> [Problem details]: Pick every line from the data that holds the word "solvent".

::: Given information :::

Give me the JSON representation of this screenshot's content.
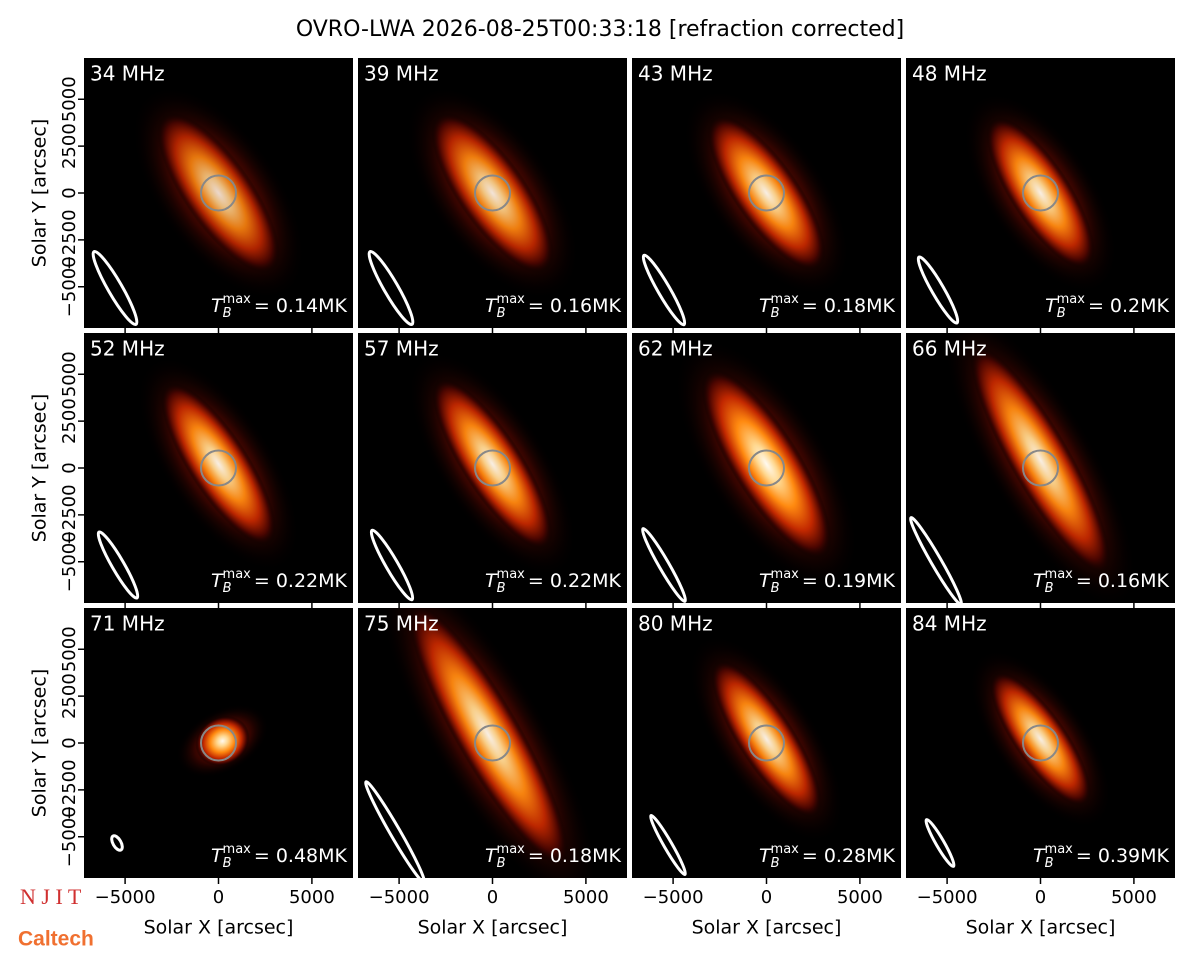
{
  "chart_data": {
    "type": "image-grid",
    "title": "OVRO-LWA 2026-08-25T00:33:18 [refraction corrected]",
    "xlabel": "Solar X [arcsec]",
    "ylabel": "Solar Y [arcsec]",
    "xlim": [
      -7200,
      7200
    ],
    "ylim": [
      -7200,
      7200
    ],
    "xticks": [
      {
        "value": -5000,
        "label": "−5000"
      },
      0,
      5000
    ],
    "yticks": [
      {
        "value": -5000,
        "label": "−5000"
      },
      {
        "value": -2500,
        "label": "−2500"
      },
      0,
      2500,
      5000
    ],
    "tb_symbol": "T",
    "tb_subscript": "B",
    "tb_superscript": "max",
    "panels": [
      {
        "label": "34 MHz",
        "tb_text": "= 0.14MK"
      },
      {
        "label": "39 MHz",
        "tb_text": "= 0.16MK"
      },
      {
        "label": "43 MHz",
        "tb_text": "= 0.18MK"
      },
      {
        "label": "48 MHz",
        "tb_text": "= 0.2MK"
      },
      {
        "label": "52 MHz",
        "tb_text": "= 0.22MK"
      },
      {
        "label": "57 MHz",
        "tb_text": "= 0.22MK"
      },
      {
        "label": "62 MHz",
        "tb_text": "= 0.19MK"
      },
      {
        "label": "66 MHz",
        "tb_text": "= 0.16MK"
      },
      {
        "label": "71 MHz",
        "tb_text": "= 0.48MK"
      },
      {
        "label": "75 MHz",
        "tb_text": "= 0.18MK"
      },
      {
        "label": "80 MHz",
        "tb_text": "= 0.28MK"
      },
      {
        "label": "84 MHz",
        "tb_text": "= 0.39MK"
      }
    ],
    "logos": [
      "N J I T",
      "Caltech"
    ]
  }
}
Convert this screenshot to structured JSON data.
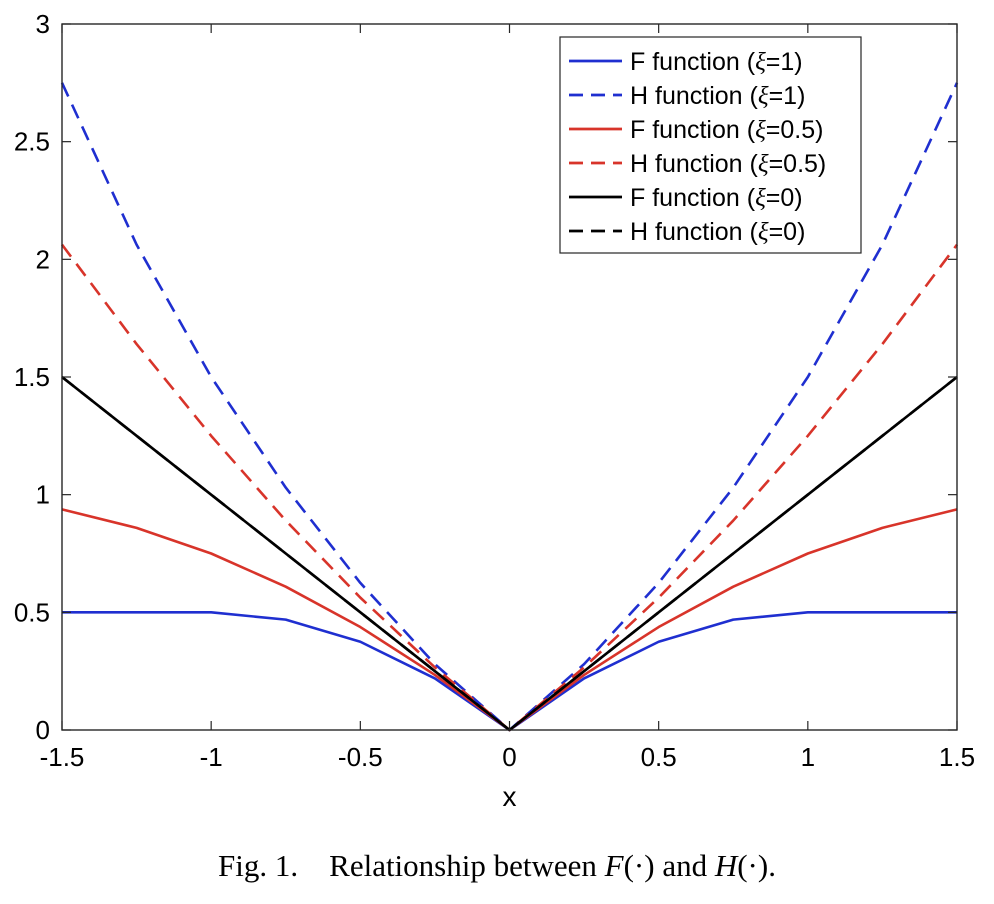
{
  "chart_data": {
    "type": "line",
    "title": "",
    "xlabel": "x",
    "ylabel": "",
    "xlim": [
      -1.5,
      1.5
    ],
    "ylim": [
      0,
      3
    ],
    "xticks": [
      -1.5,
      -1,
      -0.5,
      0,
      0.5,
      1,
      1.5
    ],
    "xtick_labels": [
      "-1.5",
      "-1",
      "-0.5",
      "0",
      "0.5",
      "1",
      "1.5"
    ],
    "yticks": [
      0,
      0.5,
      1,
      1.5,
      2,
      2.5,
      3
    ],
    "ytick_labels": [
      "0",
      "0.5",
      "1",
      "1.5",
      "2",
      "2.5",
      "3"
    ],
    "grid": false,
    "legend_position": "top-right",
    "x": [
      -1.5,
      -1.25,
      -1,
      -0.75,
      -0.5,
      -0.25,
      0,
      0.25,
      0.5,
      0.75,
      1,
      1.25,
      1.5
    ],
    "series": [
      {
        "name": "F function (ξ=1)",
        "legend_prefix": "F function (",
        "legend_symbol": "ξ",
        "legend_suffix": "=1)",
        "color": "#1f2fd0",
        "dash": "solid",
        "values": [
          0.5,
          0.5,
          0.5,
          0.469,
          0.375,
          0.219,
          0,
          0.219,
          0.375,
          0.469,
          0.5,
          0.5,
          0.5
        ]
      },
      {
        "name": "H function (ξ=1)",
        "legend_prefix": "H function (",
        "legend_symbol": "ξ",
        "legend_suffix": "=1)",
        "color": "#1f2fd0",
        "dash": "dashed",
        "values": [
          2.75,
          2.0625,
          1.5,
          1.03,
          0.625,
          0.28,
          0,
          0.28,
          0.625,
          1.03,
          1.5,
          2.0625,
          2.75
        ]
      },
      {
        "name": "F function (ξ=0.5)",
        "legend_prefix": "F function (",
        "legend_symbol": "ξ",
        "legend_suffix": "=0.5)",
        "color": "#d8342a",
        "dash": "solid",
        "values": [
          0.9375,
          0.859,
          0.75,
          0.609,
          0.4375,
          0.234,
          0,
          0.234,
          0.4375,
          0.609,
          0.75,
          0.859,
          0.9375
        ]
      },
      {
        "name": "H function (ξ=0.5)",
        "legend_prefix": "H function (",
        "legend_symbol": "ξ",
        "legend_suffix": "=0.5)",
        "color": "#d8342a",
        "dash": "dashed",
        "values": [
          2.0625,
          1.64,
          1.25,
          0.89,
          0.5625,
          0.266,
          0,
          0.266,
          0.5625,
          0.89,
          1.25,
          1.64,
          2.0625
        ]
      },
      {
        "name": "F function (ξ=0)",
        "legend_prefix": "F function (",
        "legend_symbol": "ξ",
        "legend_suffix": "=0)",
        "color": "#000000",
        "dash": "solid",
        "values": [
          1.5,
          1.25,
          1,
          0.75,
          0.5,
          0.25,
          0,
          0.25,
          0.5,
          0.75,
          1,
          1.25,
          1.5
        ]
      },
      {
        "name": "H function (ξ=0)",
        "legend_prefix": "H function (",
        "legend_symbol": "ξ",
        "legend_suffix": "=0)",
        "color": "#000000",
        "dash": "dashed",
        "values": [
          1.5,
          1.25,
          1,
          0.75,
          0.5,
          0.25,
          0,
          0.25,
          0.5,
          0.75,
          1,
          1.25,
          1.5
        ]
      }
    ]
  },
  "caption": {
    "label": "Fig. 1.",
    "text_start": "Relationship between ",
    "f_symbol": "F",
    "f_arg": "(·)",
    "text_mid": " and ",
    "h_symbol": "H",
    "h_arg": "(·)",
    "text_end": "."
  }
}
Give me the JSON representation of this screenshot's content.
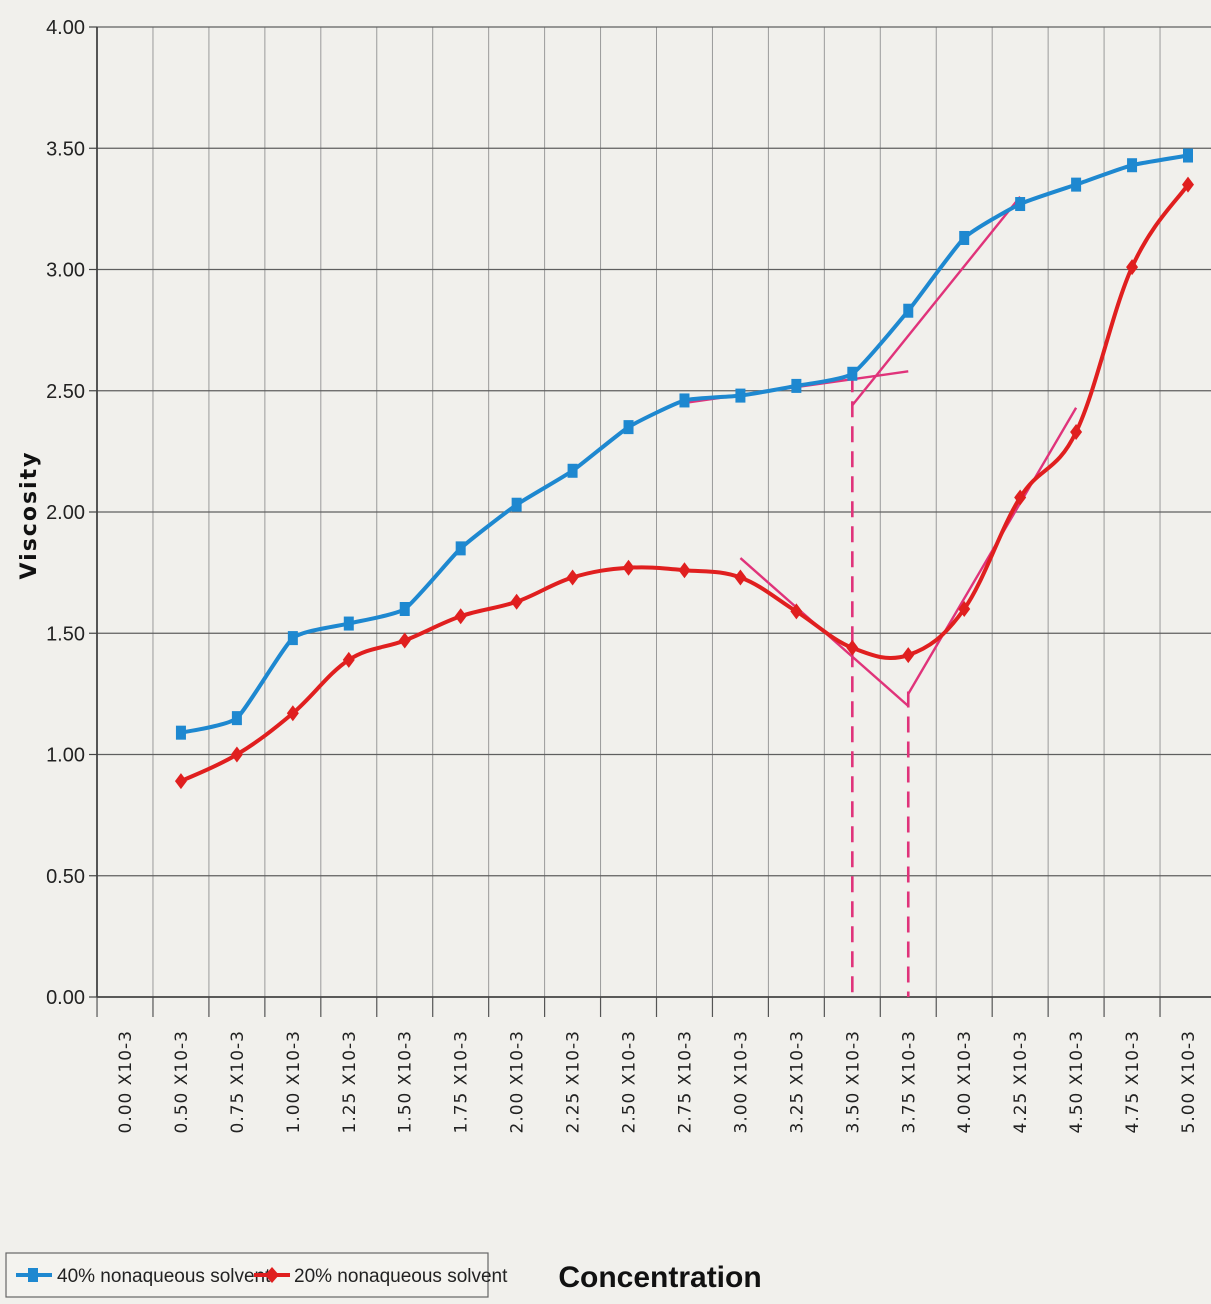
{
  "chart_data": {
    "type": "line",
    "title": "",
    "xlabel": "Concentration",
    "ylabel": "Viscosity",
    "categories": [
      "0.00 X10-3",
      "0.50 X10-3",
      "0.75 X10-3",
      "1.00 X10-3",
      "1.25 X10-3",
      "1.50 X10-3",
      "1.75 X10-3",
      "2.00 X10-3",
      "2.25 X10-3",
      "2.50 X10-3",
      "2.75 X10-3",
      "3.00 X10-3",
      "3.25 X10-3",
      "3.50 X10-3",
      "3.75 X10-3",
      "4.00 X10-3",
      "4.25 X10-3",
      "4.50 X10-3",
      "4.75 X10-3",
      "5.00 X10-3"
    ],
    "y_ticks": [
      "0.00",
      "0.50",
      "1.00",
      "1.50",
      "2.00",
      "2.50",
      "3.00",
      "3.50",
      "4.00"
    ],
    "ylim": [
      0,
      4
    ],
    "grid": true,
    "legend_position": "bottom-left",
    "series": [
      {
        "name": "40% nonaqueous solvent",
        "color": "#1e88d0",
        "marker": "square",
        "values": [
          null,
          1.09,
          1.15,
          1.48,
          1.54,
          1.6,
          1.85,
          2.03,
          2.17,
          2.35,
          2.46,
          2.48,
          2.52,
          2.57,
          2.83,
          3.13,
          3.27,
          3.35,
          3.43,
          3.47
        ]
      },
      {
        "name": "20% nonaqueous solvent",
        "color": "#e01f1f",
        "marker": "diamond",
        "values": [
          null,
          0.89,
          1.0,
          1.17,
          1.39,
          1.47,
          1.57,
          1.63,
          1.73,
          1.77,
          1.76,
          1.73,
          1.59,
          1.44,
          1.41,
          1.6,
          2.06,
          2.33,
          3.01,
          3.35
        ]
      }
    ],
    "annotations": {
      "tangent_color": "#e0337a",
      "tangent_lines": [
        {
          "from": [
            2.75,
            2.45
          ],
          "to": [
            3.75,
            2.58
          ]
        },
        {
          "from": [
            3.5,
            2.44
          ],
          "to": [
            4.25,
            3.3
          ]
        },
        {
          "from": [
            3.0,
            1.81
          ],
          "to": [
            3.75,
            1.2
          ]
        },
        {
          "from": [
            3.75,
            1.25
          ],
          "to": [
            4.5,
            2.43
          ]
        }
      ],
      "dashed_drop_lines": [
        {
          "x": 3.5,
          "from_y": 2.56,
          "to_y": 0
        },
        {
          "x": 3.75,
          "from_y": 1.26,
          "to_y": 0
        }
      ]
    }
  },
  "legend": {
    "series1_label": "40% nonaqueous solvent",
    "series2_label": "20% nonaqueous solvent"
  }
}
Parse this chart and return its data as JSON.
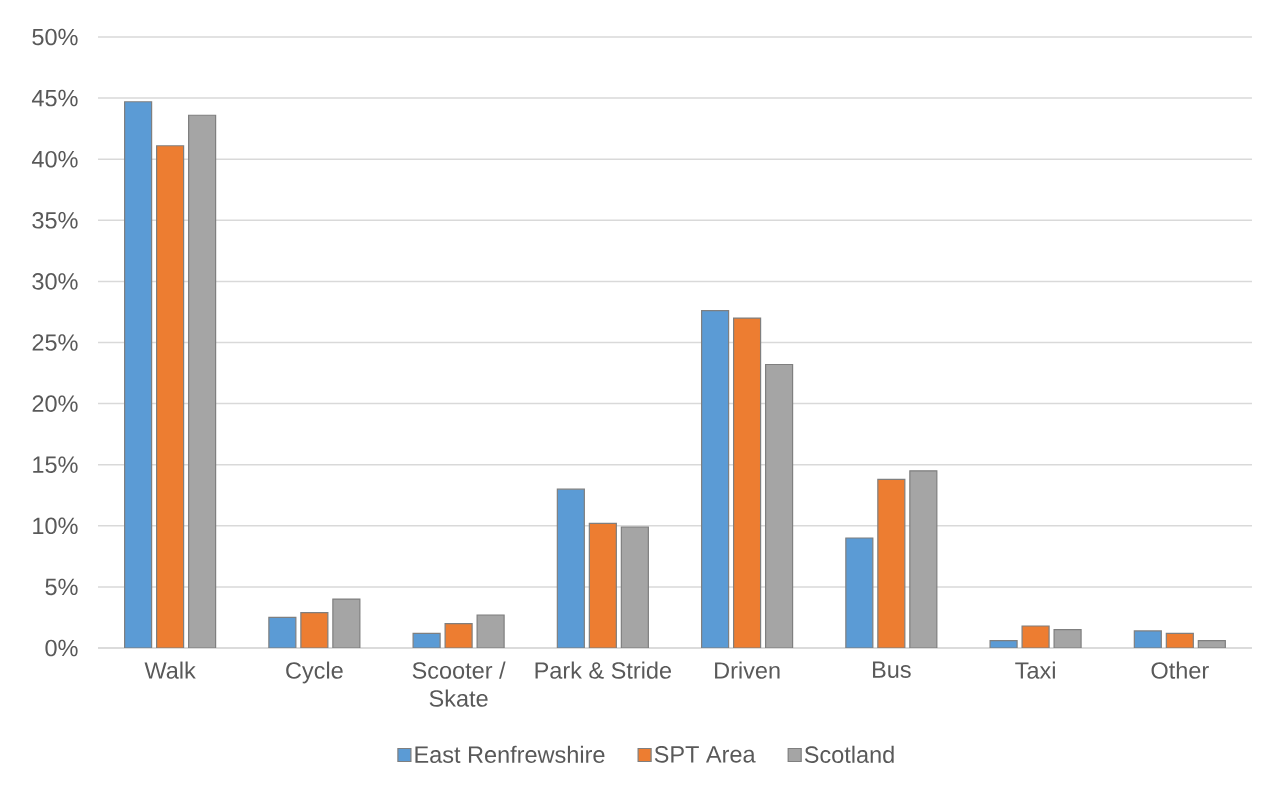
{
  "chart_data": {
    "type": "bar",
    "categories": [
      "Walk",
      "Cycle",
      "Scooter / Skate",
      "Park & Stride",
      "Driven",
      "Bus",
      "Taxi",
      "Other"
    ],
    "series": [
      {
        "name": "East Renfrewshire",
        "color": "#5b9bd5",
        "values": [
          44.7,
          2.5,
          1.2,
          13.0,
          27.6,
          9.0,
          0.6,
          1.4
        ]
      },
      {
        "name": "SPT Area",
        "color": "#ed7d31",
        "values": [
          41.1,
          2.9,
          2.0,
          10.2,
          27.0,
          13.8,
          1.8,
          1.2
        ]
      },
      {
        "name": "Scotland",
        "color": "#a5a5a5",
        "values": [
          43.6,
          4.0,
          2.7,
          9.9,
          23.2,
          14.5,
          1.5,
          0.6
        ]
      }
    ],
    "ylim": [
      0,
      50
    ],
    "yticks": [
      {
        "value": 0,
        "label": "0%"
      },
      {
        "value": 5,
        "label": "5%"
      },
      {
        "value": 10,
        "label": "10%"
      },
      {
        "value": 15,
        "label": "15%"
      },
      {
        "value": 20,
        "label": "20%"
      },
      {
        "value": 25,
        "label": "25%"
      },
      {
        "value": 30,
        "label": "30%"
      },
      {
        "value": 35,
        "label": "35%"
      },
      {
        "value": 40,
        "label": "40%"
      },
      {
        "value": 45,
        "label": "45%"
      },
      {
        "value": 50,
        "label": "50%"
      }
    ],
    "grid": "y",
    "legend": "bottom"
  }
}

:::

> [Written answer]:
        "name": "40% nonaqueous solvent",
        "name": "20% nonaqueous solvent",
    "series1_label": "40% nonaqueous solvent",
    "series2_label": "20% nonaqueous solvent"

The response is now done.